[Data items]
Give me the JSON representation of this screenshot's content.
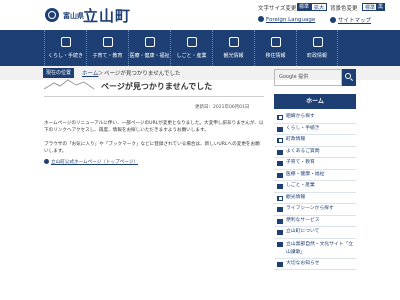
{
  "header": {
    "pref_name": "富山県",
    "town_name": "立山町",
    "font_size_label": "文字サイズ変更",
    "font_size_std": "標準",
    "font_size_large": "拡大",
    "color_label": "背景色変更",
    "color_std": "標準",
    "color_black": "黒",
    "foreign_lang": "Foreign Language",
    "sitemap": "サイトマップ"
  },
  "nav": {
    "items": [
      {
        "label": "くらし・手続き",
        "icon": "home-icon"
      },
      {
        "label": "子育て・教育",
        "icon": "child-icon"
      },
      {
        "label": "医療・健康・福祉",
        "icon": "health-icon"
      },
      {
        "label": "しごと・産業",
        "icon": "work-icon"
      },
      {
        "label": "観光情報",
        "icon": "sightseeing-icon"
      },
      {
        "label": "移住情報",
        "icon": "relocation-icon"
      },
      {
        "label": "町政情報",
        "icon": "government-icon"
      }
    ]
  },
  "breadcrumb": {
    "here_label": "現在の位置",
    "home": "ホーム",
    "sep": "＞",
    "current": "ページが見つかりませんでした"
  },
  "main": {
    "title": "ページが見つかりませんでした",
    "updated": "更新日：2021年06月01日",
    "paragraph1": "ホームページのリニューアルに伴い、一部ページのURLが変更となりました。大変申し訳ありませんが、以下のリンクへアクセスし、再度、情報をお探しいただきますようお願いします。",
    "paragraph2": "ブラウザの「お気に入り」や「ブックマーク」などに登録されている場合は、新しいURLへの変更をお願いします。",
    "link": "立山町公式ホームページ（トップページ）"
  },
  "sidebar": {
    "search_placeholder": "Google 提供",
    "home_header": "ホーム",
    "items": [
      "組織から探す",
      "くらし・手続き",
      "町政情報",
      "よくあるご質問",
      "子育て・教育",
      "医療・健康・福祉",
      "しごと・産業",
      "観光情報",
      "ライフシーンから探す",
      "便利なサービス",
      "立山町について",
      "立山黒部自然・文化サイト「立山讃歌」",
      "大切なお知らせ"
    ]
  },
  "colors": {
    "brand": "#1d3f73"
  }
}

Aim of the task — Pictures in the data above should not be copied; transcribe everything else exactly.

Expected answer —
Give me the JSON representation of this screenshot's content.
{
  "header": {
    "pref_name": "富山県",
    "town_name": "立山町",
    "font_size_label": "文字サイズ変更",
    "font_size_std": "標準",
    "font_size_large": "拡大",
    "color_label": "背景色変更",
    "color_std": "標準",
    "color_black": "黒",
    "foreign_lang": "Foreign Language",
    "sitemap": "サイトマップ"
  },
  "nav": {
    "items": [
      {
        "label": "くらし・手続き",
        "icon": "home-icon"
      },
      {
        "label": "子育て・教育",
        "icon": "child-icon"
      },
      {
        "label": "医療・健康・福祉",
        "icon": "health-icon"
      },
      {
        "label": "しごと・産業",
        "icon": "work-icon"
      },
      {
        "label": "観光情報",
        "icon": "sightseeing-icon"
      },
      {
        "label": "移住情報",
        "icon": "relocation-icon"
      },
      {
        "label": "町政情報",
        "icon": "government-icon"
      }
    ]
  },
  "breadcrumb": {
    "here_label": "現在の位置",
    "home": "ホーム",
    "sep": "＞",
    "current": "ページが見つかりませんでした"
  },
  "main": {
    "title": "ページが見つかりませんでした",
    "updated": "更新日：2021年06月01日",
    "paragraph1": "ホームページのリニューアルに伴い、一部ページのURLが変更となりました。大変申し訳ありませんが、以下のリンクへアクセスし、再度、情報をお探しいただきますようお願いします。",
    "paragraph2": "ブラウザの「お気に入り」や「ブックマーク」などに登録されている場合は、新しいURLへの変更をお願いします。",
    "link": "立山町公式ホームページ（トップページ）"
  },
  "sidebar": {
    "search_placeholder": "Google 提供",
    "home_header": "ホーム",
    "items": [
      "組織から探す",
      "くらし・手続き",
      "町政情報",
      "よくあるご質問",
      "子育て・教育",
      "医療・健康・福祉",
      "しごと・産業",
      "観光情報",
      "ライフシーンから探す",
      "便利なサービス",
      "立山町について",
      "立山黒部自然・文化サイト「立山讃歌」",
      "大切なお知らせ"
    ]
  },
  "colors": {
    "brand": "#1d3f73"
  }
}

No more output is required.